Render the listing below as a JSON list of strings, with one string for each line and no blank lines.
-- Begin Data for this exercise --
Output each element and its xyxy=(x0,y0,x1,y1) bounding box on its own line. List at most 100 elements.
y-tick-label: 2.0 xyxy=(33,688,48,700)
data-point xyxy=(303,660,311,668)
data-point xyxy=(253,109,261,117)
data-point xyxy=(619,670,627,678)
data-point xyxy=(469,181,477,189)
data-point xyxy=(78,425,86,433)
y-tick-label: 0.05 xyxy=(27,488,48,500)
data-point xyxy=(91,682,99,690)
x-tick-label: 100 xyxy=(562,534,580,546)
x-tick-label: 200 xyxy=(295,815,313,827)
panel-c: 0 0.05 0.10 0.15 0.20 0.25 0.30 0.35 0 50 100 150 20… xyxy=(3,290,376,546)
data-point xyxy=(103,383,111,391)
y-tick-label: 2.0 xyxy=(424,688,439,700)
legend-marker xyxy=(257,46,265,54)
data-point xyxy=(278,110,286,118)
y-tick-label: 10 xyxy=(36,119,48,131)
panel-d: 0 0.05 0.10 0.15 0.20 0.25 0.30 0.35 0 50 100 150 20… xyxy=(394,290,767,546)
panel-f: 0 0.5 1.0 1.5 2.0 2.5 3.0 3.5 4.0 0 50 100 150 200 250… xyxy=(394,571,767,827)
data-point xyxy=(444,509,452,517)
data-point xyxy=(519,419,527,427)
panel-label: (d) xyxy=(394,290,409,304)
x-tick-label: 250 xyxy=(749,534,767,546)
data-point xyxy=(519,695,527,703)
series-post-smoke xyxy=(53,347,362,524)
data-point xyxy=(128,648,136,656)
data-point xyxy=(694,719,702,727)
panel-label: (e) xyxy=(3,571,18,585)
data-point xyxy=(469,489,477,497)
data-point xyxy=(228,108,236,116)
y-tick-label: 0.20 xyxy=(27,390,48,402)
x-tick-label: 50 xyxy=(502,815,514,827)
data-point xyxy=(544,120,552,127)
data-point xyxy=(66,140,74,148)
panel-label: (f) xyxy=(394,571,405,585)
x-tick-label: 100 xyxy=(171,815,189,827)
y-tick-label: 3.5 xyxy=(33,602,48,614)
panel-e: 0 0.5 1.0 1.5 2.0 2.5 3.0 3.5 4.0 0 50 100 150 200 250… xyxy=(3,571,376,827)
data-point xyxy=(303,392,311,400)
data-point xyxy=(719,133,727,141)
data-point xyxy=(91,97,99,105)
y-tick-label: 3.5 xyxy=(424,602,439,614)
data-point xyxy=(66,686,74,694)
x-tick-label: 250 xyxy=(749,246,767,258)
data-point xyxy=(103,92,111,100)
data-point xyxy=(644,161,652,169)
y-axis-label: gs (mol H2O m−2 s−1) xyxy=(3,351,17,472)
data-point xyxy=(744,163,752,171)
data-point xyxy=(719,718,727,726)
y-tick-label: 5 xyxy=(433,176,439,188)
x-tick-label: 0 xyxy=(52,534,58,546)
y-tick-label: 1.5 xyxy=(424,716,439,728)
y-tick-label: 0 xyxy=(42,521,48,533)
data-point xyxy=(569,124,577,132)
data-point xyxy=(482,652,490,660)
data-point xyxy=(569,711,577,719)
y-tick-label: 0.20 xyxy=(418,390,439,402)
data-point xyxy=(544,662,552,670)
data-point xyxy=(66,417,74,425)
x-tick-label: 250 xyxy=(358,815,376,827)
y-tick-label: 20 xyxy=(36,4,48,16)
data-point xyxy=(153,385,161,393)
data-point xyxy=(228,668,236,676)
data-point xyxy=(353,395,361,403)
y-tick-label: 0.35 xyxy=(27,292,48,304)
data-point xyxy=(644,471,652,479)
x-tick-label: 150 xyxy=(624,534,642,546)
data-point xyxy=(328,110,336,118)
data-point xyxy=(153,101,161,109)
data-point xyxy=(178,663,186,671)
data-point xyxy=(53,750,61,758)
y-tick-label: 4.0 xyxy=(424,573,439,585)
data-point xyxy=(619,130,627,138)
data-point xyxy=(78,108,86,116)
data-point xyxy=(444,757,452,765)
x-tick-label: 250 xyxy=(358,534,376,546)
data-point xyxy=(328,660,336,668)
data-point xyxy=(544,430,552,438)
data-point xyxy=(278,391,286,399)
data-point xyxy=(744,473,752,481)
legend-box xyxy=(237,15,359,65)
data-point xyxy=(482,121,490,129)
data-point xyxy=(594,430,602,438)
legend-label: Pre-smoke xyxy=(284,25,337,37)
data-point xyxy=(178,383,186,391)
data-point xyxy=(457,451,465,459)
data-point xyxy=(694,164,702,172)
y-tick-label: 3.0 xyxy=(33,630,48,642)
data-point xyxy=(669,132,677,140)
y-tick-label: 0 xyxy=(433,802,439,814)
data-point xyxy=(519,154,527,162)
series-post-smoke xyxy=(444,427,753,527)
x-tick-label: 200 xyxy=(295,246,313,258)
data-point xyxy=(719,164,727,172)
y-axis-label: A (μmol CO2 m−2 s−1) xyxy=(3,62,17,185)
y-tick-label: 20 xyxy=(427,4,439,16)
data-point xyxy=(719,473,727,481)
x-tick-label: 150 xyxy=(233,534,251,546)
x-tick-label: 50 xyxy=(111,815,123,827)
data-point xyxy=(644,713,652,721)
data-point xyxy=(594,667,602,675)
-- End Data for this exercise --
Expected answer:
[
  "Output each element and its xyxy=(x0,y0,x1,y1) bounding box on its own line. List at most 100 elements.",
  "y-tick-label: 2.0 xyxy=(33,688,48,700)",
  "data-point xyxy=(303,660,311,668)",
  "data-point xyxy=(253,109,261,117)",
  "data-point xyxy=(619,670,627,678)",
  "data-point xyxy=(469,181,477,189)",
  "data-point xyxy=(78,425,86,433)",
  "y-tick-label: 0.05 xyxy=(27,488,48,500)",
  "data-point xyxy=(91,682,99,690)",
  "x-tick-label: 100 xyxy=(562,534,580,546)",
  "x-tick-label: 200 xyxy=(295,815,313,827)",
  "panel-c: 0 0.05 0.10 0.15 0.20 0.25 0.30 0.35 0 50 100 150 20… xyxy=(3,290,376,546)",
  "data-point xyxy=(103,383,111,391)",
  "y-tick-label: 2.0 xyxy=(424,688,439,700)",
  "legend-marker xyxy=(257,46,265,54)",
  "data-point xyxy=(278,110,286,118)",
  "y-tick-label: 10 xyxy=(36,119,48,131)",
  "panel-d: 0 0.05 0.10 0.15 0.20 0.25 0.30 0.35 0 50 100 150 20… xyxy=(394,290,767,546)",
  "panel-f: 0 0.5 1.0 1.5 2.0 2.5 3.0 3.5 4.0 0 50 100 150 200 250… xyxy=(394,571,767,827)",
  "data-point xyxy=(444,509,452,517)",
  "data-point xyxy=(519,419,527,427)",
  "panel-label: (d) xyxy=(394,290,409,304)",
  "x-tick-label: 250 xyxy=(749,534,767,546)",
  "data-point xyxy=(519,695,527,703)",
  "series-post-smoke xyxy=(53,347,362,524)",
  "data-point xyxy=(128,648,136,656)",
  "data-point xyxy=(694,719,702,727)",
  "panel-label: (e) xyxy=(3,571,18,585)",
  "data-point xyxy=(469,489,477,497)",
  "data-point xyxy=(228,108,236,116)",
  "y-tick-label: 0.20 xyxy=(27,390,48,402)",
  "x-tick-label: 50 xyxy=(502,815,514,827)",
  "data-point xyxy=(544,120,552,127)",
  "data-point xyxy=(66,140,74,148)",
  "panel-label: (f) xyxy=(394,571,405,585)",
  "x-tick-label: 100 xyxy=(171,815,189,827)",
  "y-tick-label: 3.5 xyxy=(33,602,48,614)",
  "panel-e: 0 0.5 1.0 1.5 2.0 2.5 3.0 3.5 4.0 0 50 100 150 200 250… xyxy=(3,571,376,827)",
  "data-point xyxy=(303,392,311,400)",
  "data-point xyxy=(719,133,727,141)",
  "data-point xyxy=(91,97,99,105)",
  "y-tick-label: 3.5 xyxy=(424,602,439,614)",
  "data-point xyxy=(66,686,74,694)",
  "x-tick-label: 250 xyxy=(749,246,767,258)",
  "data-point xyxy=(103,92,111,100)",
  "data-point xyxy=(644,161,652,169)",
  "y-axis-label: gs (mol H2O m−2 s−1) xyxy=(3,351,17,472)",
  "data-point xyxy=(744,163,752,171)",
  "data-point xyxy=(719,718,727,726)",
  "y-tick-label: 5 xyxy=(433,176,439,188)",
  "x-tick-label: 0 xyxy=(52,534,58,546)",
  "y-tick-label: 1.5 xyxy=(424,716,439,728)",
  "y-tick-label: 0 xyxy=(42,521,48,533)",
  "data-point xyxy=(569,124,577,132)",
  "data-point xyxy=(482,652,490,660)",
  "data-point xyxy=(569,711,577,719)",
  "y-tick-label: 0.20 xyxy=(418,390,439,402)",
  "data-point xyxy=(544,662,552,670)",
  "data-point xyxy=(66,417,74,425)",
  "x-tick-label: 250 xyxy=(358,815,376,827)",
  "y-tick-label: 20 xyxy=(36,4,48,16)",
  "data-point xyxy=(153,385,161,393)",
  "data-point xyxy=(228,668,236,676)",
  "data-point xyxy=(353,395,361,403)",
  "y-tick-label: 0.35 xyxy=(27,292,48,304)",
  "data-point xyxy=(644,471,652,479)",
  "x-tick-label: 150 xyxy=(624,534,642,546)",
  "data-point xyxy=(328,110,336,118)",
  "data-point xyxy=(153,101,161,109)",
  "data-point xyxy=(178,663,186,671)",
  "data-point xyxy=(53,750,61,758)",
  "y-tick-label: 4.0 xyxy=(424,573,439,585)",
  "data-point xyxy=(619,130,627,138)",
  "data-point xyxy=(78,108,86,116)",
  "data-point xyxy=(444,757,452,765)",
  "x-tick-label: 250 xyxy=(358,534,376,546)",
  "data-point xyxy=(328,660,336,668)",
  "data-point xyxy=(544,430,552,438)",
  "data-point xyxy=(278,391,286,399)",
  "data-point xyxy=(744,473,752,481)",
  "legend-box xyxy=(237,15,359,65)",
  "data-point xyxy=(482,121,490,129)",
  "data-point xyxy=(594,430,602,438)",
  "legend-label: Pre-smoke xyxy=(284,25,337,37)",
  "data-point xyxy=(178,383,186,391)",
  "data-point xyxy=(457,451,465,459)",
  "data-point xyxy=(694,164,702,172)",
  "y-tick-label: 3.0 xyxy=(33,630,48,642)",
  "data-point xyxy=(669,132,677,140)",
  "y-tick-label: 0 xyxy=(433,802,439,814)",
  "data-point xyxy=(519,154,527,162)",
  "series-post-smoke xyxy=(444,427,753,527)",
  "x-tick-label: 200 xyxy=(295,246,313,258)",
  "data-point xyxy=(719,164,727,172)",
  "y-axis-label: A (μmol CO2 m−2 s−1) xyxy=(3,62,17,185)",
  "y-tick-label: 20 xyxy=(427,4,439,16)",
  "data-point xyxy=(719,473,727,481)",
  "x-tick-label: 150 xyxy=(233,534,251,546)",
  "x-tick-label: 50 xyxy=(111,815,123,827)",
  "data-point xyxy=(644,713,652,721)",
  "data-point xyxy=(594,667,602,675)"
]